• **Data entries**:
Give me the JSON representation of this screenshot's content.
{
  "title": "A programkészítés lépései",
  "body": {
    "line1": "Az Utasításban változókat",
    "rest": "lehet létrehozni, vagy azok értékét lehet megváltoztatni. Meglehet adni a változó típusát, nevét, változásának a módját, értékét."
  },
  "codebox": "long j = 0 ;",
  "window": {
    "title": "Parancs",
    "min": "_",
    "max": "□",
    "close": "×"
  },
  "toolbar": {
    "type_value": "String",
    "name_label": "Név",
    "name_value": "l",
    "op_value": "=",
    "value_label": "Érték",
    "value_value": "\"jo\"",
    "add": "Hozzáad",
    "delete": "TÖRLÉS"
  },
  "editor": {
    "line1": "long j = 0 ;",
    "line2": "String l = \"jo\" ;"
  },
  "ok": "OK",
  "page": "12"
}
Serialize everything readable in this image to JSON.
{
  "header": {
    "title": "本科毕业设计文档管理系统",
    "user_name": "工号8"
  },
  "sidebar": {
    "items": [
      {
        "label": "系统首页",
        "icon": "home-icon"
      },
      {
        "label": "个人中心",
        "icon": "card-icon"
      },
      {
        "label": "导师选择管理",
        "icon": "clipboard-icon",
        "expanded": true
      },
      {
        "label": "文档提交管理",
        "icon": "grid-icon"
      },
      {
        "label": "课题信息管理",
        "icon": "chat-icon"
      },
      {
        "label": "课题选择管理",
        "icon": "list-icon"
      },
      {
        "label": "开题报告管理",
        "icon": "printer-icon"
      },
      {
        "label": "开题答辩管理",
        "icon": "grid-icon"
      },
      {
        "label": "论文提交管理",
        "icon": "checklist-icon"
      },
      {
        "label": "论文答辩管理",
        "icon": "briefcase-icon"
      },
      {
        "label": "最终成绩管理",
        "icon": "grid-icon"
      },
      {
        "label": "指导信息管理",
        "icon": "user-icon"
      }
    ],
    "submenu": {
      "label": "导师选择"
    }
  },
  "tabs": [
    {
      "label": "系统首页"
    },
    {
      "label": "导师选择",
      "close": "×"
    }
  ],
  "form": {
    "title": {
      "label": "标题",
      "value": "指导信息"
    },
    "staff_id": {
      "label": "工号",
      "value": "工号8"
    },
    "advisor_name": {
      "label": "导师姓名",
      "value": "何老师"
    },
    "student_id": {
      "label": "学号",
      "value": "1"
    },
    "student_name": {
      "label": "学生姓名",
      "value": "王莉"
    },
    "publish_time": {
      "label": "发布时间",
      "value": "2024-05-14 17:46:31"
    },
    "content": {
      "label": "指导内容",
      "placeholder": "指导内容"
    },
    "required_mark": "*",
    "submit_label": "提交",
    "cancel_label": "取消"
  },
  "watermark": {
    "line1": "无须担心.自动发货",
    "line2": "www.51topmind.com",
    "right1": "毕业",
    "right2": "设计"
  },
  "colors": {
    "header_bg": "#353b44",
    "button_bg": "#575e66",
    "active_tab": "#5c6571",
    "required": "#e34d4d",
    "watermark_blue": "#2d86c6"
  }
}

• **What you need to do**: Please quote the data above in full, with no line missing.

• **Final answer**:
Give me the JSON representation of this screenshot's content.
{
  "title": "A programkészítés lépései",
  "body": {
    "line1": "Az Utasításban változókat",
    "rest": "lehet létrehozni, vagy azok értékét lehet megváltoztatni. Meglehet adni a változó típusát, nevét, változásának a módját, értékét."
  },
  "codebox": "long j = 0 ;",
  "window": {
    "title": "Parancs",
    "min": "_",
    "max": "□",
    "close": "×"
  },
  "toolbar": {
    "type_value": "String",
    "name_label": "Név",
    "name_value": "l",
    "op_value": "=",
    "value_label": "Érték",
    "value_value": "\"jo\"",
    "add": "Hozzáad",
    "delete": "TÖRLÉS"
  },
  "editor": {
    "line1": "long j = 0 ;",
    "line2": "String l = \"jo\" ;"
  },
  "ok": "OK",
  "page": "12"
}
Serialize everything readable in this image to JSON.
{
  "header": {
    "title": "本科毕业设计文档管理系统",
    "user_name": "工号8"
  },
  "sidebar": {
    "items": [
      {
        "label": "系统首页",
        "icon": "home-icon"
      },
      {
        "label": "个人中心",
        "icon": "card-icon"
      },
      {
        "label": "导师选择管理",
        "icon": "clipboard-icon",
        "expanded": true
      },
      {
        "label": "文档提交管理",
        "icon": "grid-icon"
      },
      {
        "label": "课题信息管理",
        "icon": "chat-icon"
      },
      {
        "label": "课题选择管理",
        "icon": "list-icon"
      },
      {
        "label": "开题报告管理",
        "icon": "printer-icon"
      },
      {
        "label": "开题答辩管理",
        "icon": "grid-icon"
      },
      {
        "label": "论文提交管理",
        "icon": "checklist-icon"
      },
      {
        "label": "论文答辩管理",
        "icon": "briefcase-icon"
      },
      {
        "label": "最终成绩管理",
        "icon": "grid-icon"
      },
      {
        "label": "指导信息管理",
        "icon": "user-icon"
      }
    ],
    "submenu": {
      "label": "导师选择"
    }
  },
  "tabs": [
    {
      "label": "系统首页"
    },
    {
      "label": "导师选择",
      "close": "×"
    }
  ],
  "form": {
    "title": {
      "label": "标题",
      "value": "指导信息"
    },
    "staff_id": {
      "label": "工号",
      "value": "工号8"
    },
    "advisor_name": {
      "label": "导师姓名",
      "value": "何老师"
    },
    "student_id": {
      "label": "学号",
      "value": "1"
    },
    "student_name": {
      "label": "学生姓名",
      "value": "王莉"
    },
    "publish_time": {
      "label": "发布时间",
      "value": "2024-05-14 17:46:31"
    },
    "content": {
      "label": "指导内容",
      "placeholder": "指导内容"
    },
    "required_mark": "*",
    "submit_label": "提交",
    "cancel_label": "取消"
  },
  "watermark": {
    "line1": "无须担心.自动发货",
    "line2": "www.51topmind.com",
    "right1": "毕业",
    "right2": "设计"
  },
  "colors": {
    "header_bg": "#353b44",
    "button_bg": "#575e66",
    "active_tab": "#5c6571",
    "required": "#e34d4d",
    "watermark_blue": "#2d86c6"
  }
}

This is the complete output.